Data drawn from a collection
=-=-=-=-=

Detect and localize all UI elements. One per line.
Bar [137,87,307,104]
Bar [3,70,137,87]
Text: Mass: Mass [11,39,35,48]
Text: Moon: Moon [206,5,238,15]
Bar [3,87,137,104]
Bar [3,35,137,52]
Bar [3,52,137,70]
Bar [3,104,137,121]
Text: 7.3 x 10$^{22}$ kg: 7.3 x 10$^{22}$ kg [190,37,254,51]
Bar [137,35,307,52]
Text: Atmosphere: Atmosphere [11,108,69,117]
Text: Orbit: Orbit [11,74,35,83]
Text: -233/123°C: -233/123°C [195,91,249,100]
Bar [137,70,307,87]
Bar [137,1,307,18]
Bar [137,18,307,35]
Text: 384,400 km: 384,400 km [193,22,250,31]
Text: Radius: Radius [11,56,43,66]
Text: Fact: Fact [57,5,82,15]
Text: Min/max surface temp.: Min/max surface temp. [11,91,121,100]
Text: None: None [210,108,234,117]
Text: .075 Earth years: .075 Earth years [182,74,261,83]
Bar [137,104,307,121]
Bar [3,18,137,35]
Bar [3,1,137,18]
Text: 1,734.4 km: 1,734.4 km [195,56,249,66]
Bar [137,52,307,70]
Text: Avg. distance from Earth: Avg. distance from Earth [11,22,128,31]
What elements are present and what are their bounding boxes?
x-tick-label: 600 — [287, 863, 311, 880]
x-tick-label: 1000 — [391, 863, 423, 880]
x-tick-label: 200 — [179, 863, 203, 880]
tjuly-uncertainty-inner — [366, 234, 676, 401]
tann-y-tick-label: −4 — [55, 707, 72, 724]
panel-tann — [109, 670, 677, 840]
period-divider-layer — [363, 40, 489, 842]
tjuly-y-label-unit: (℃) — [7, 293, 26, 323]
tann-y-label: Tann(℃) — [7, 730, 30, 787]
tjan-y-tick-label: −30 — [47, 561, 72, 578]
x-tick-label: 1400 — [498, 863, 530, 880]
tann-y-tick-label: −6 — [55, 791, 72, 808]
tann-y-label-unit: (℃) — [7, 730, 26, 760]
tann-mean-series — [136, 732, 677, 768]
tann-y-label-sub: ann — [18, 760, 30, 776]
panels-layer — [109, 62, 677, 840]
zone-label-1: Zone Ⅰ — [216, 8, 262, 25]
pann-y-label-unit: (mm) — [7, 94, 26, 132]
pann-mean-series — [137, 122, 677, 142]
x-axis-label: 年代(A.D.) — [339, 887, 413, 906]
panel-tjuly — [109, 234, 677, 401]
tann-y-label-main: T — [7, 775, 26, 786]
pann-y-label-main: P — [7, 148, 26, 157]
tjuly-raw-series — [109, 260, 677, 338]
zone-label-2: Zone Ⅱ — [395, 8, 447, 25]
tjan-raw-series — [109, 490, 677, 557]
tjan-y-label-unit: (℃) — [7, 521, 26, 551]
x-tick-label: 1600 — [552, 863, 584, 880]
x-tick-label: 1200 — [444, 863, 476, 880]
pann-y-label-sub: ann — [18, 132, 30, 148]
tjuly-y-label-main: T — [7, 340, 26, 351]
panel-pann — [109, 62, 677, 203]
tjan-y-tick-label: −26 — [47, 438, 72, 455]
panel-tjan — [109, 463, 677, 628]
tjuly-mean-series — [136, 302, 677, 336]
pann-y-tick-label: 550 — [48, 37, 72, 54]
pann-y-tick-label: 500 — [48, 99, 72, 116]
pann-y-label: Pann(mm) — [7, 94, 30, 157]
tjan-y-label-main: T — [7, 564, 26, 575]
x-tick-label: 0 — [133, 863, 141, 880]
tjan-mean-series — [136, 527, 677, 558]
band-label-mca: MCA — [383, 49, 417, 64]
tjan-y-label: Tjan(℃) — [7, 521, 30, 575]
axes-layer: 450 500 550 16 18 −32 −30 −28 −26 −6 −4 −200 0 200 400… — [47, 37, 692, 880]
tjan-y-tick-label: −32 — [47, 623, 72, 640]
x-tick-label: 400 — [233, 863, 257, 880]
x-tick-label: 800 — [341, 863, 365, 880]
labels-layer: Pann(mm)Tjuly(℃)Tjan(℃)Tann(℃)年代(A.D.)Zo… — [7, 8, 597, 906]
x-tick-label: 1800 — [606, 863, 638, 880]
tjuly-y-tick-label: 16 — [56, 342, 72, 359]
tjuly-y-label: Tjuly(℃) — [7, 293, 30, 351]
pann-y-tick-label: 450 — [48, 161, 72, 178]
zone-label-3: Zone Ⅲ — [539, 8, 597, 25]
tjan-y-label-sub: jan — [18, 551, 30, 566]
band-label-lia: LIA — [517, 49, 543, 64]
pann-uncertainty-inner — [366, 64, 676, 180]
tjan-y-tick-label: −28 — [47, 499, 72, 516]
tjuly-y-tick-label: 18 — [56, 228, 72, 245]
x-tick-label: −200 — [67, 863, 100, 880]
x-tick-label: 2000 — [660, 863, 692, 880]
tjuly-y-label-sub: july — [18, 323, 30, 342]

=-=-=-=-=

Copy out every line of all the items above, character for character, keeping their order.

Detect and localize all UI elements. One per line.
Bar [137,87,307,104]
Bar [3,70,137,87]
Text: Mass: Mass [11,39,35,48]
Text: Moon: Moon [206,5,238,15]
Bar [3,87,137,104]
Bar [3,35,137,52]
Bar [3,52,137,70]
Bar [3,104,137,121]
Text: 7.3 x 10$^{22}$ kg: 7.3 x 10$^{22}$ kg [190,37,254,51]
Bar [137,35,307,52]
Text: Atmosphere: Atmosphere [11,108,69,117]
Text: Orbit: Orbit [11,74,35,83]
Text: -233/123°C: -233/123°C [195,91,249,100]
Bar [137,70,307,87]
Bar [137,1,307,18]
Bar [137,18,307,35]
Text: 384,400 km: 384,400 km [193,22,250,31]
Text: Radius: Radius [11,56,43,66]
Text: Fact: Fact [57,5,82,15]
Text: Min/max surface temp.: Min/max surface temp. [11,91,121,100]
Text: None: None [210,108,234,117]
Text: .075 Earth years: .075 Earth years [182,74,261,83]
Bar [137,104,307,121]
Bar [3,18,137,35]
Bar [3,1,137,18]
Text: 1,734.4 km: 1,734.4 km [195,56,249,66]
Bar [137,52,307,70]
Text: Avg. distance from Earth: Avg. distance from Earth [11,22,128,31]
What elements are present and what are their bounding boxes?
x-tick-label: 600 — [287, 863, 311, 880]
x-tick-label: 1000 — [391, 863, 423, 880]
x-tick-label: 200 — [179, 863, 203, 880]
tjuly-uncertainty-inner — [366, 234, 676, 401]
tann-y-tick-label: −4 — [55, 707, 72, 724]
panel-tann — [109, 670, 677, 840]
period-divider-layer — [363, 40, 489, 842]
tjuly-y-label-unit: (℃) — [7, 293, 26, 323]
tann-y-label: Tann(℃) — [7, 730, 30, 787]
tjan-y-tick-label: −30 — [47, 561, 72, 578]
x-tick-label: 1400 — [498, 863, 530, 880]
tann-y-tick-label: −6 — [55, 791, 72, 808]
tann-y-label-unit: (℃) — [7, 730, 26, 760]
tann-mean-series — [136, 732, 677, 768]
tann-y-label-sub: ann — [18, 760, 30, 776]
panels-layer — [109, 62, 677, 840]
zone-label-1: Zone Ⅰ — [216, 8, 262, 25]
pann-y-label-unit: (mm) — [7, 94, 26, 132]
pann-mean-series — [137, 122, 677, 142]
x-axis-label: 年代(A.D.) — [339, 887, 413, 906]
panel-tjuly — [109, 234, 677, 401]
tann-y-label-main: T — [7, 775, 26, 786]
pann-y-label-main: P — [7, 148, 26, 157]
tjuly-raw-series — [109, 260, 677, 338]
zone-label-2: Zone Ⅱ — [395, 8, 447, 25]
tjan-raw-series — [109, 490, 677, 557]
tjan-y-label-unit: (℃) — [7, 521, 26, 551]
x-tick-label: 1600 — [552, 863, 584, 880]
x-tick-label: 1200 — [444, 863, 476, 880]
pann-y-label-sub: ann — [18, 132, 30, 148]
tjuly-y-label-main: T — [7, 340, 26, 351]
panel-pann — [109, 62, 677, 203]
tjan-y-tick-label: −26 — [47, 438, 72, 455]
panel-tjan — [109, 463, 677, 628]
tjuly-mean-series — [136, 302, 677, 336]
pann-y-tick-label: 550 — [48, 37, 72, 54]
pann-y-tick-label: 500 — [48, 99, 72, 116]
pann-y-label: Pann(mm) — [7, 94, 30, 157]
tjan-y-label-main: T — [7, 564, 26, 575]
x-tick-label: 0 — [133, 863, 141, 880]
tjan-mean-series — [136, 527, 677, 558]
band-label-mca: MCA — [383, 49, 417, 64]
tjan-y-label: Tjan(℃) — [7, 521, 30, 575]
axes-layer: 450 500 550 16 18 −32 −30 −28 −26 −6 −4 −200 0 200 400… — [47, 37, 692, 880]
tjan-y-tick-label: −32 — [47, 623, 72, 640]
x-tick-label: 400 — [233, 863, 257, 880]
x-tick-label: 800 — [341, 863, 365, 880]
labels-layer: Pann(mm)Tjuly(℃)Tjan(℃)Tann(℃)年代(A.D.)Zo… — [7, 8, 597, 906]
x-tick-label: 1800 — [606, 863, 638, 880]
tjuly-y-tick-label: 16 — [56, 342, 72, 359]
tjuly-y-label: Tjuly(℃) — [7, 293, 30, 351]
pann-y-tick-label: 450 — [48, 161, 72, 178]
zone-label-3: Zone Ⅲ — [539, 8, 597, 25]
tjan-y-label-sub: jan — [18, 551, 30, 566]
band-label-lia: LIA — [517, 49, 543, 64]
pann-uncertainty-inner — [366, 64, 676, 180]
tjan-y-tick-label: −28 — [47, 499, 72, 516]
tjuly-y-tick-label: 18 — [56, 228, 72, 245]
x-tick-label: −200 — [67, 863, 100, 880]
x-tick-label: 2000 — [660, 863, 692, 880]
tjuly-y-label-sub: july — [18, 323, 30, 342]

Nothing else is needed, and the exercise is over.